### INPUT MATERIAL:
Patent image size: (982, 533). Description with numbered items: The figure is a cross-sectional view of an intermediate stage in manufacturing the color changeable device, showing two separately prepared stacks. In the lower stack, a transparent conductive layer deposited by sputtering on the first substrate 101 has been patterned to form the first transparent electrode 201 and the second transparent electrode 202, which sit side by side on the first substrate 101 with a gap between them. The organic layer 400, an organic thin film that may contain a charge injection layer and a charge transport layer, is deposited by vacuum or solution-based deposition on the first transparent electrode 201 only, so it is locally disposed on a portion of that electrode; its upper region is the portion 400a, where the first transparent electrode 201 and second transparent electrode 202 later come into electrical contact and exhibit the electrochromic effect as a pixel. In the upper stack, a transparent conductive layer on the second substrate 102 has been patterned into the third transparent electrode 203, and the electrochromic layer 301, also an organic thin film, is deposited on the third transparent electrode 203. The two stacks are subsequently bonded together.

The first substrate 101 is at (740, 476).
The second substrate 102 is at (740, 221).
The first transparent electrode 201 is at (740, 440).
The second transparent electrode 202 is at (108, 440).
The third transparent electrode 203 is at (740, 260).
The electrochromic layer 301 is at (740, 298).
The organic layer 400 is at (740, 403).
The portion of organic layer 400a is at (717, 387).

### GIVEN PROBLEM:
Reproduce every one of the records above verbatim, keeping each on its own line.

### EXERCISE RESPONSE:
Patent image size: (982, 533). Description with numbered items: The figure is a cross-sectional view of an intermediate stage in manufacturing the color changeable device, showing two separately prepared stacks. In the lower stack, a transparent conductive layer deposited by sputtering on the first substrate 101 has been patterned to form the first transparent electrode 201 and the second transparent electrode 202, which sit side by side on the first substrate 101 with a gap between them. The organic layer 400, an organic thin film that may contain a charge injection layer and a charge transport layer, is deposited by vacuum or solution-based deposition on the first transparent electrode 201 only, so it is locally disposed on a portion of that electrode; its upper region is the portion 400a, where the first transparent electrode 201 and second transparent electrode 202 later come into electrical contact and exhibit the electrochromic effect as a pixel. In the upper stack, a transparent conductive layer on the second substrate 102 has been patterned into the third transparent electrode 203, and the electrochromic layer 301, also an organic thin film, is deposited on the third transparent electrode 203. The two stacks are subsequently bonded together.

The first substrate 101 is at (740, 476).
The second substrate 102 is at (740, 221).
The first transparent electrode 201 is at (740, 440).
The second transparent electrode 202 is at (108, 440).
The third transparent electrode 203 is at (740, 260).
The electrochromic layer 301 is at (740, 298).
The organic layer 400 is at (740, 403).
The portion of organic layer 400a is at (717, 387).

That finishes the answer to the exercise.